• **CHALLENGE**:
Repeat all of the material below exactly as written, images excluded.

• **RECORD EXTRACTS**:
┄┄┄┄┄┄
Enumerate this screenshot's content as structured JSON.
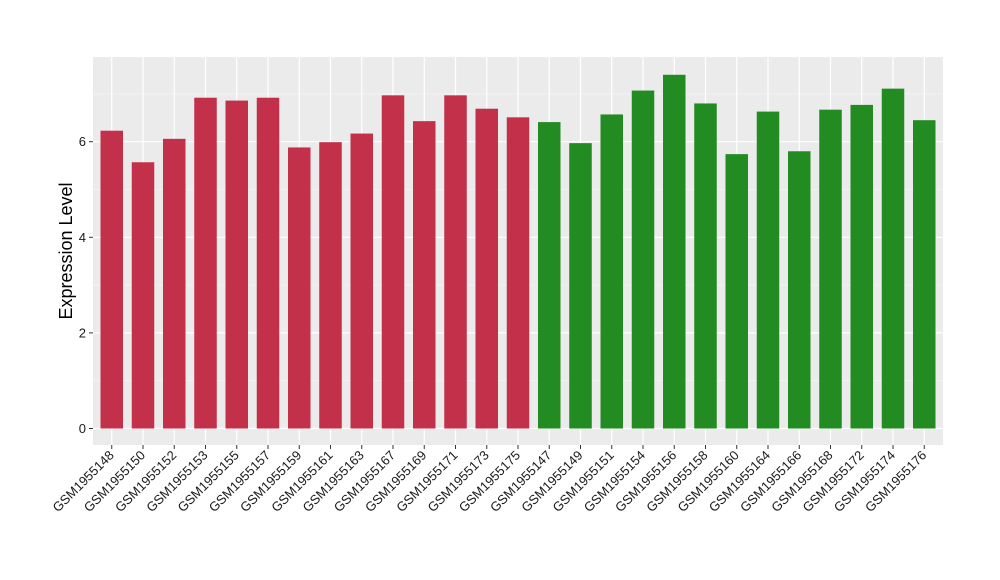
{
  "chart_data": {
    "type": "bar",
    "title": "",
    "xlabel": "",
    "ylabel": "Expression Level",
    "ylim": [
      0,
      7.75
    ],
    "yticks": [
      0,
      2,
      4,
      6
    ],
    "grid": true,
    "panel_background": "#ebebeb",
    "categories": [
      "GSM1955148",
      "GSM1955150",
      "GSM1955152",
      "GSM1955153",
      "GSM1955155",
      "GSM1955157",
      "GSM1955159",
      "GSM1955161",
      "GSM1955163",
      "GSM1955167",
      "GSM1955169",
      "GSM1955171",
      "GSM1955173",
      "GSM1955175",
      "GSM1955147",
      "GSM1955149",
      "GSM1955151",
      "GSM1955154",
      "GSM1955156",
      "GSM1955158",
      "GSM1955160",
      "GSM1955164",
      "GSM1955166",
      "GSM1955168",
      "GSM1955172",
      "GSM1955174",
      "GSM1955176"
    ],
    "values": [
      6.23,
      5.57,
      6.06,
      6.92,
      6.86,
      6.92,
      5.88,
      5.99,
      6.17,
      6.97,
      6.43,
      6.97,
      6.69,
      6.51,
      6.41,
      5.97,
      6.57,
      7.07,
      7.4,
      6.8,
      5.74,
      6.63,
      5.8,
      6.67,
      6.77,
      7.11,
      6.45
    ],
    "bar_colors": [
      "#c3304a",
      "#c3304a",
      "#c3304a",
      "#c3304a",
      "#c3304a",
      "#c3304a",
      "#c3304a",
      "#c3304a",
      "#c3304a",
      "#c3304a",
      "#c3304a",
      "#c3304a",
      "#c3304a",
      "#c3304a",
      "#228b22",
      "#228b22",
      "#228b22",
      "#228b22",
      "#228b22",
      "#228b22",
      "#228b22",
      "#228b22",
      "#228b22",
      "#228b22",
      "#228b22",
      "#228b22",
      "#228b22"
    ]
  }
}
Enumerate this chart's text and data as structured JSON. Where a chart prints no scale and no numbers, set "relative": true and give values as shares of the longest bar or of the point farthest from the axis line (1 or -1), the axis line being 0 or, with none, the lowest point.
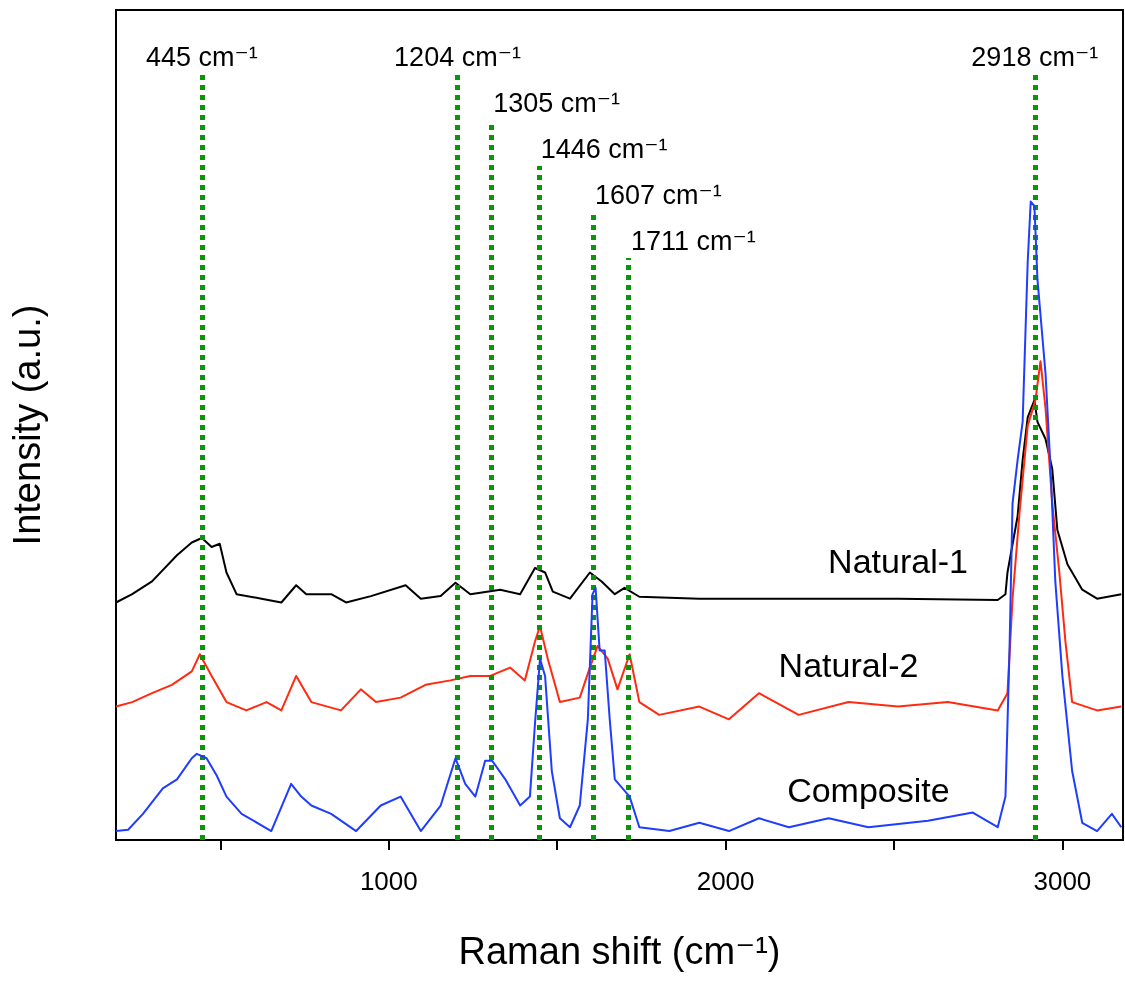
┄┄┄┄┄┄
• **THE SOLUTION**:
Enumerate this screenshot's content as structured JSON.
{
  "chart_data": {
    "type": "bar",
    "title": "",
    "xlabel": "",
    "ylabel": "Expression Level",
    "ylim": [
      0,
      7.75
    ],
    "yticks": [
      0,
      2,
      4,
      6
    ],
    "grid": true,
    "panel_background": "#ebebeb",
    "categories": [
      "GSM1955148",
      "GSM1955150",
      "GSM1955152",
      "GSM1955153",
      "GSM1955155",
      "GSM1955157",
      "GSM1955159",
      "GSM1955161",
      "GSM1955163",
      "GSM1955167",
      "GSM1955169",
      "GSM1955171",
      "GSM1955173",
      "GSM1955175",
      "GSM1955147",
      "GSM1955149",
      "GSM1955151",
      "GSM1955154",
      "GSM1955156",
      "GSM1955158",
      "GSM1955160",
      "GSM1955164",
      "GSM1955166",
      "GSM1955168",
      "GSM1955172",
      "GSM1955174",
      "GSM1955176"
    ],
    "values": [
      6.23,
      5.57,
      6.06,
      6.92,
      6.86,
      6.92,
      5.88,
      5.99,
      6.17,
      6.97,
      6.43,
      6.97,
      6.69,
      6.51,
      6.41,
      5.97,
      6.57,
      7.07,
      7.4,
      6.8,
      5.74,
      6.63,
      5.8,
      6.67,
      6.77,
      7.11,
      6.45
    ],
    "bar_colors": [
      "#c3304a",
      "#c3304a",
      "#c3304a",
      "#c3304a",
      "#c3304a",
      "#c3304a",
      "#c3304a",
      "#c3304a",
      "#c3304a",
      "#c3304a",
      "#c3304a",
      "#c3304a",
      "#c3304a",
      "#c3304a",
      "#228b22",
      "#228b22",
      "#228b22",
      "#228b22",
      "#228b22",
      "#228b22",
      "#228b22",
      "#228b22",
      "#228b22",
      "#228b22",
      "#228b22",
      "#228b22",
      "#228b22"
    ]
  }
}
Enumerate this chart's text and data as structured JSON. Where a chart prints no scale and no numbers, set "relative": true and give values as shares of the longest bar or of the point farthest from the axis line (1 or -1), the axis line being 0 or, with none, the lowest point.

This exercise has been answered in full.